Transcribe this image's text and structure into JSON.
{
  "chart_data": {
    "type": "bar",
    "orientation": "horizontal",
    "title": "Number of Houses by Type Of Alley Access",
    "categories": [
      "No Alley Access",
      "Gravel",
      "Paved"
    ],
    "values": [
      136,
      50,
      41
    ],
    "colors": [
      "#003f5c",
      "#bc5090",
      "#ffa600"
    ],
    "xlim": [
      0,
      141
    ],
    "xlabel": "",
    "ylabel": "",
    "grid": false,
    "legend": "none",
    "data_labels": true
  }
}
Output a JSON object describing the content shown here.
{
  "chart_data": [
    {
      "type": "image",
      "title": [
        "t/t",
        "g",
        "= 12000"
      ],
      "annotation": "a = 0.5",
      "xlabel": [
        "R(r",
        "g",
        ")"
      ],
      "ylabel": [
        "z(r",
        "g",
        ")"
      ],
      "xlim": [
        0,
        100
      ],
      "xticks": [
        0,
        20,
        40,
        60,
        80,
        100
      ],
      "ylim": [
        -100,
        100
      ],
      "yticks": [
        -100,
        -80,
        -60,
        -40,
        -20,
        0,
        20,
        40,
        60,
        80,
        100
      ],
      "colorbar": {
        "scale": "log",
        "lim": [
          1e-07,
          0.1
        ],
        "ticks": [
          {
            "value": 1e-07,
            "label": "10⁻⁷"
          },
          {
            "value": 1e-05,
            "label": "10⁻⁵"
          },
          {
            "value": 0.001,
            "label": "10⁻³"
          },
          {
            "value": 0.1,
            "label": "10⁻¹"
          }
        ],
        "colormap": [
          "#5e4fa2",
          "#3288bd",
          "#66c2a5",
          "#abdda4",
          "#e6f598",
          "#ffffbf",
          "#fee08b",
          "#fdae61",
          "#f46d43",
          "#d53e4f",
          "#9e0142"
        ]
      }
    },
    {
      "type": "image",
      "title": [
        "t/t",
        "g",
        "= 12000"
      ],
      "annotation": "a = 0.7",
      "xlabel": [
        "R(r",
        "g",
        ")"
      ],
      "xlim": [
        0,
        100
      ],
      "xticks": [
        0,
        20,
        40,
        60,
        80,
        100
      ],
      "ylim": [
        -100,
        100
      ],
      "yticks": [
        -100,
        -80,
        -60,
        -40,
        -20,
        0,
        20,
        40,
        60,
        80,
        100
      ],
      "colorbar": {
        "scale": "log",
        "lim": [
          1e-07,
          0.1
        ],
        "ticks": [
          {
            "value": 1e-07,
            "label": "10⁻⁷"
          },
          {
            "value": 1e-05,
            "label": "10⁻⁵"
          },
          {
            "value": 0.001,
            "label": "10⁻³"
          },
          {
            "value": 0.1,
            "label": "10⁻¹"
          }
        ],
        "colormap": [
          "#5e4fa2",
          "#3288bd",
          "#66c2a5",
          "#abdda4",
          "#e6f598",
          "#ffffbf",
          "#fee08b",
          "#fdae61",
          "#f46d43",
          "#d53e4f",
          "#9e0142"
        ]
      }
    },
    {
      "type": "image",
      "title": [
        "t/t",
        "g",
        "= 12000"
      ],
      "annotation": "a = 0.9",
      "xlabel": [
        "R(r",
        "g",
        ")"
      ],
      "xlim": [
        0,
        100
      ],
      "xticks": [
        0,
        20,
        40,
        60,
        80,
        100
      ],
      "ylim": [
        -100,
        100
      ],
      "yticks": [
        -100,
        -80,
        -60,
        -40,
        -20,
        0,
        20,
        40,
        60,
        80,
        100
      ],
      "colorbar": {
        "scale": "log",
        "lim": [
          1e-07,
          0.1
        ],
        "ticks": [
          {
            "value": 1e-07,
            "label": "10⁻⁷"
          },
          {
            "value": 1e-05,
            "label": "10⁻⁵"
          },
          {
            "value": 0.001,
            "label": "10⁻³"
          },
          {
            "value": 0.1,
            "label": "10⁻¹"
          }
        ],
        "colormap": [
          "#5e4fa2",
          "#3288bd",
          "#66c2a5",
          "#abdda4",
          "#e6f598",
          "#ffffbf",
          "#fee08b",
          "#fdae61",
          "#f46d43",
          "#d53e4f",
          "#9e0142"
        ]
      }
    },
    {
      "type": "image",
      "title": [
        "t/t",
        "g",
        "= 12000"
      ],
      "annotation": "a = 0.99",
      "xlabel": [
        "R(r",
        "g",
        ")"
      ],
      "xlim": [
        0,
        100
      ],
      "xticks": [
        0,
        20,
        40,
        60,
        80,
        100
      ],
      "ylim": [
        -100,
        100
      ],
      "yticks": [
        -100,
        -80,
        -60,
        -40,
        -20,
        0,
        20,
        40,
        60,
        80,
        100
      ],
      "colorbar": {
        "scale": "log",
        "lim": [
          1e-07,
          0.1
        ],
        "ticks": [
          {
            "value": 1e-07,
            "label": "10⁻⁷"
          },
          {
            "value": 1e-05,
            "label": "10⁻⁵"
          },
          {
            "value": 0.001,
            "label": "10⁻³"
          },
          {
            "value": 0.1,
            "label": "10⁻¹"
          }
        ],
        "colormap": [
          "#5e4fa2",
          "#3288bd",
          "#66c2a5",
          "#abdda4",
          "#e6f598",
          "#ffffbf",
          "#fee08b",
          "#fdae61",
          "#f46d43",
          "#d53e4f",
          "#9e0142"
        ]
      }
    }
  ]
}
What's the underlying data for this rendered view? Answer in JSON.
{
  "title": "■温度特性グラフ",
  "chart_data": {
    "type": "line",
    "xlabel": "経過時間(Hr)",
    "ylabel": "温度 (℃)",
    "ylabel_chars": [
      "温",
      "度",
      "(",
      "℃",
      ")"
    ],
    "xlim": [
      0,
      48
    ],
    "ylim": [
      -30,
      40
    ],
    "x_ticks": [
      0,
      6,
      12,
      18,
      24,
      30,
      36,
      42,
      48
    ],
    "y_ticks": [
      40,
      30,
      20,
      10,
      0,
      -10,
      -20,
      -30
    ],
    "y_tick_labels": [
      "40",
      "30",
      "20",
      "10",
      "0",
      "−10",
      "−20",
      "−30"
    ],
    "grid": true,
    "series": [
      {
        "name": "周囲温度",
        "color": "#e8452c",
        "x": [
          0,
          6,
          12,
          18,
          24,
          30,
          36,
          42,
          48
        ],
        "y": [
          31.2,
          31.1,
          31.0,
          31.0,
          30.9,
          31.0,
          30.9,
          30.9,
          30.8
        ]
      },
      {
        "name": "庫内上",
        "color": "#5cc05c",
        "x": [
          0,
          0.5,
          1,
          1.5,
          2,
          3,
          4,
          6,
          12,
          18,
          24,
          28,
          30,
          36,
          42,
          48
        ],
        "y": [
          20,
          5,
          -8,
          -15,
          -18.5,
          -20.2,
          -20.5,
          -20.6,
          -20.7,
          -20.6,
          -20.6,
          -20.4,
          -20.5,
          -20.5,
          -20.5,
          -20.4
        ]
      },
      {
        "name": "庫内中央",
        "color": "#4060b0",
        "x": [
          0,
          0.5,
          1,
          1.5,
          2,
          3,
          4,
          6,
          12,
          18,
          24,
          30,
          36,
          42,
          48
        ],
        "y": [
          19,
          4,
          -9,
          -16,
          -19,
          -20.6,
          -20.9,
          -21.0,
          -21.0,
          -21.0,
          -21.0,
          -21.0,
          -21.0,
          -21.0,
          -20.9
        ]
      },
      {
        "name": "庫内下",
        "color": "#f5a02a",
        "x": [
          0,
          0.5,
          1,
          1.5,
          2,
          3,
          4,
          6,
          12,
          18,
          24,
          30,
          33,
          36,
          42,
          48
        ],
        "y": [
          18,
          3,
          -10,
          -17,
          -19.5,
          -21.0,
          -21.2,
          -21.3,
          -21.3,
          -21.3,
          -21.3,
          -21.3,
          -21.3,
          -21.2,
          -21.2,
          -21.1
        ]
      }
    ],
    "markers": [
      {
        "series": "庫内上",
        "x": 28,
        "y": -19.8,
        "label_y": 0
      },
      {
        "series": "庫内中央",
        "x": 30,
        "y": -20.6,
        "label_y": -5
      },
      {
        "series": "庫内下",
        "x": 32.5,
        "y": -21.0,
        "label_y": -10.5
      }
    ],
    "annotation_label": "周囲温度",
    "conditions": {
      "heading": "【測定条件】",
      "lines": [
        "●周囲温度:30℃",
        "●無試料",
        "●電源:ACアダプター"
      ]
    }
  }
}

——————————

*TO BE DONE*
Gather from the data above every line with the string "周囲温度".

*EXERCISE SOLUTION*
        "name": "周囲温度",
    "annotation_label": "周囲温度",
        "●周囲温度:30℃",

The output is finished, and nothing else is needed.